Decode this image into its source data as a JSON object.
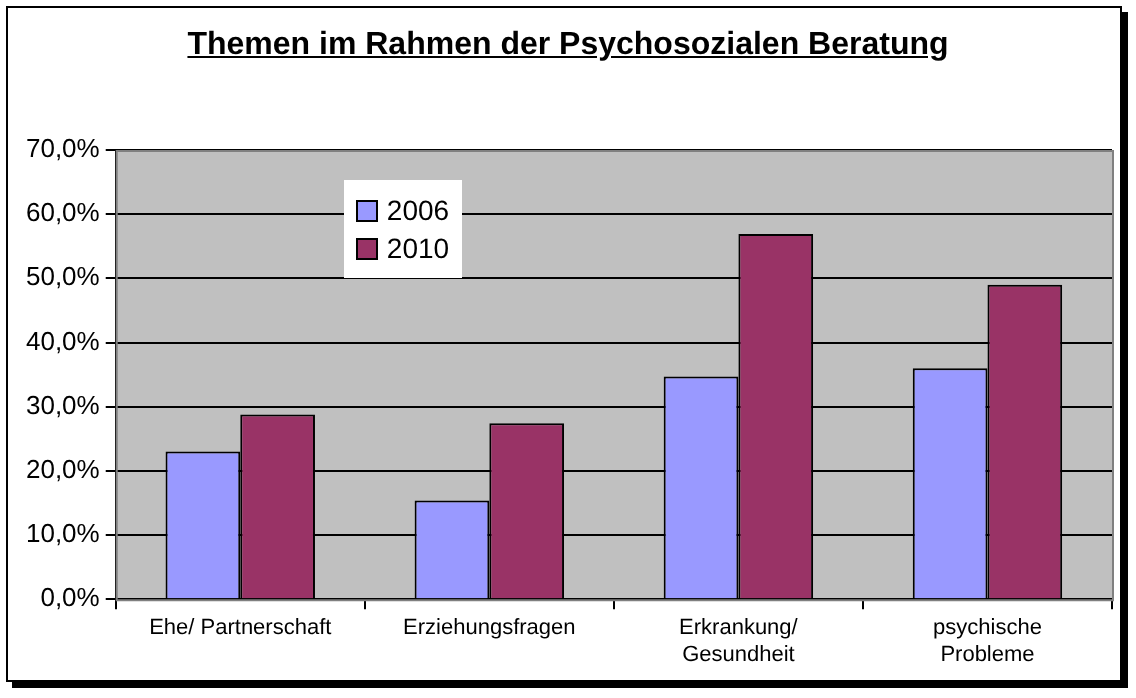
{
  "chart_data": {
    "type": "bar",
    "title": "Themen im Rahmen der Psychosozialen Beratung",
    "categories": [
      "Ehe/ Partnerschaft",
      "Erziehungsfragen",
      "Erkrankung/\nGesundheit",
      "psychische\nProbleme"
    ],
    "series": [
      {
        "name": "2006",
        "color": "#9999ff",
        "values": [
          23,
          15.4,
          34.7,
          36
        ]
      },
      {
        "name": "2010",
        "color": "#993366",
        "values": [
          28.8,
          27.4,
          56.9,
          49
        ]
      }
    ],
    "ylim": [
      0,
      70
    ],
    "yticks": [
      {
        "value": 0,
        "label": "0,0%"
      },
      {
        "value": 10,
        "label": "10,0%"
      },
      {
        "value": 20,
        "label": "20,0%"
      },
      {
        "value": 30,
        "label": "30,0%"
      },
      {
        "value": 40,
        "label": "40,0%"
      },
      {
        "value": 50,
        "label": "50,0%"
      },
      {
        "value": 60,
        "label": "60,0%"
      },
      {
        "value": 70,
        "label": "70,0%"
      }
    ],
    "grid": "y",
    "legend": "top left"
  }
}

◆ ◆ ◆ ◆

## WHAT YOU WILL DO
From the material above, reproduce everything verbatim except the pictures.

## RESPONSE TO THIS TASK
Decode this image into its source data as a JSON object.
{
  "chart_data": {
    "type": "bar",
    "title": "Themen im Rahmen der Psychosozialen Beratung",
    "categories": [
      "Ehe/ Partnerschaft",
      "Erziehungsfragen",
      "Erkrankung/\nGesundheit",
      "psychische\nProbleme"
    ],
    "series": [
      {
        "name": "2006",
        "color": "#9999ff",
        "values": [
          23,
          15.4,
          34.7,
          36
        ]
      },
      {
        "name": "2010",
        "color": "#993366",
        "values": [
          28.8,
          27.4,
          56.9,
          49
        ]
      }
    ],
    "ylim": [
      0,
      70
    ],
    "yticks": [
      {
        "value": 0,
        "label": "0,0%"
      },
      {
        "value": 10,
        "label": "10,0%"
      },
      {
        "value": 20,
        "label": "20,0%"
      },
      {
        "value": 30,
        "label": "30,0%"
      },
      {
        "value": 40,
        "label": "40,0%"
      },
      {
        "value": 50,
        "label": "50,0%"
      },
      {
        "value": 60,
        "label": "60,0%"
      },
      {
        "value": 70,
        "label": "70,0%"
      }
    ],
    "grid": "y",
    "legend": "top left"
  }
}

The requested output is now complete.